Records from a collection of figures:

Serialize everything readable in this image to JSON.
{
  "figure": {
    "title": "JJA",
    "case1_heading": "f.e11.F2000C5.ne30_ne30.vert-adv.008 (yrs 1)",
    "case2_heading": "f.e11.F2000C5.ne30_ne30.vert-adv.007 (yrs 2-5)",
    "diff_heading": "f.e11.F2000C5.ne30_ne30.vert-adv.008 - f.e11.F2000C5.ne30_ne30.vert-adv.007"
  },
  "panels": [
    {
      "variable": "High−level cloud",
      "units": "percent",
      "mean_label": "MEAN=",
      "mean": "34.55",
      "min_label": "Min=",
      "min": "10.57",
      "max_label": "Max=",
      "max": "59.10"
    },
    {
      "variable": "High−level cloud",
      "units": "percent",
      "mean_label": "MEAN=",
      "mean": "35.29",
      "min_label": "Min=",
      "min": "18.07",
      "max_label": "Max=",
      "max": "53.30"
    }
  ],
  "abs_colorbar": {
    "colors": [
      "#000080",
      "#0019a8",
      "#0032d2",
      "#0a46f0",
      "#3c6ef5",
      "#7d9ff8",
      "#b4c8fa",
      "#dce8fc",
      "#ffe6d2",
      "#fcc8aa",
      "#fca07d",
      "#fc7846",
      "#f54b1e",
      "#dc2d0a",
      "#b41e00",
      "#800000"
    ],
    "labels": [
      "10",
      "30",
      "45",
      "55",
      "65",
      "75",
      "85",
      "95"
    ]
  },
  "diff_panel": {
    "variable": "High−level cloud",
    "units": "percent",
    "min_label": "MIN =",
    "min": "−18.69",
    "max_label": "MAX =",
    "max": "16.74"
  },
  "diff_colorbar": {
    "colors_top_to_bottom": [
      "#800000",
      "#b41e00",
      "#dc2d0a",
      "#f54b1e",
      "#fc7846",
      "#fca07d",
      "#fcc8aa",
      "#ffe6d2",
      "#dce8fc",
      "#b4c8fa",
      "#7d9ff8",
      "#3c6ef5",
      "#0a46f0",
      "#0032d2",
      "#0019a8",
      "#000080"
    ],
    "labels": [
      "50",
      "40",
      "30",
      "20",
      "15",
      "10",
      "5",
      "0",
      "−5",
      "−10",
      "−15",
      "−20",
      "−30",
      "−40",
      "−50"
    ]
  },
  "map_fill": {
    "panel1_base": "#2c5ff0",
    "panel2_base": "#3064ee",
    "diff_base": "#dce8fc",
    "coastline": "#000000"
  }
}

**EXERCISE DIRECTIONS:** Return all of the data exactly as it reads.

**OUTPUT:**
Serialize everything readable in this image to JSON.
{
  "figure": {
    "title": "JJA",
    "case1_heading": "f.e11.F2000C5.ne30_ne30.vert-adv.008 (yrs 1)",
    "case2_heading": "f.e11.F2000C5.ne30_ne30.vert-adv.007 (yrs 2-5)",
    "diff_heading": "f.e11.F2000C5.ne30_ne30.vert-adv.008 - f.e11.F2000C5.ne30_ne30.vert-adv.007"
  },
  "panels": [
    {
      "variable": "High−level cloud",
      "units": "percent",
      "mean_label": "MEAN=",
      "mean": "34.55",
      "min_label": "Min=",
      "min": "10.57",
      "max_label": "Max=",
      "max": "59.10"
    },
    {
      "variable": "High−level cloud",
      "units": "percent",
      "mean_label": "MEAN=",
      "mean": "35.29",
      "min_label": "Min=",
      "min": "18.07",
      "max_label": "Max=",
      "max": "53.30"
    }
  ],
  "abs_colorbar": {
    "colors": [
      "#000080",
      "#0019a8",
      "#0032d2",
      "#0a46f0",
      "#3c6ef5",
      "#7d9ff8",
      "#b4c8fa",
      "#dce8fc",
      "#ffe6d2",
      "#fcc8aa",
      "#fca07d",
      "#fc7846",
      "#f54b1e",
      "#dc2d0a",
      "#b41e00",
      "#800000"
    ],
    "labels": [
      "10",
      "30",
      "45",
      "55",
      "65",
      "75",
      "85",
      "95"
    ]
  },
  "diff_panel": {
    "variable": "High−level cloud",
    "units": "percent",
    "min_label": "MIN =",
    "min": "−18.69",
    "max_label": "MAX =",
    "max": "16.74"
  },
  "diff_colorbar": {
    "colors_top_to_bottom": [
      "#800000",
      "#b41e00",
      "#dc2d0a",
      "#f54b1e",
      "#fc7846",
      "#fca07d",
      "#fcc8aa",
      "#ffe6d2",
      "#dce8fc",
      "#b4c8fa",
      "#7d9ff8",
      "#3c6ef5",
      "#0a46f0",
      "#0032d2",
      "#0019a8",
      "#000080"
    ],
    "labels": [
      "50",
      "40",
      "30",
      "20",
      "15",
      "10",
      "5",
      "0",
      "−5",
      "−10",
      "−15",
      "−20",
      "−30",
      "−40",
      "−50"
    ]
  },
  "map_fill": {
    "panel1_base": "#2c5ff0",
    "panel2_base": "#3064ee",
    "diff_base": "#dce8fc",
    "coastline": "#000000"
  }
}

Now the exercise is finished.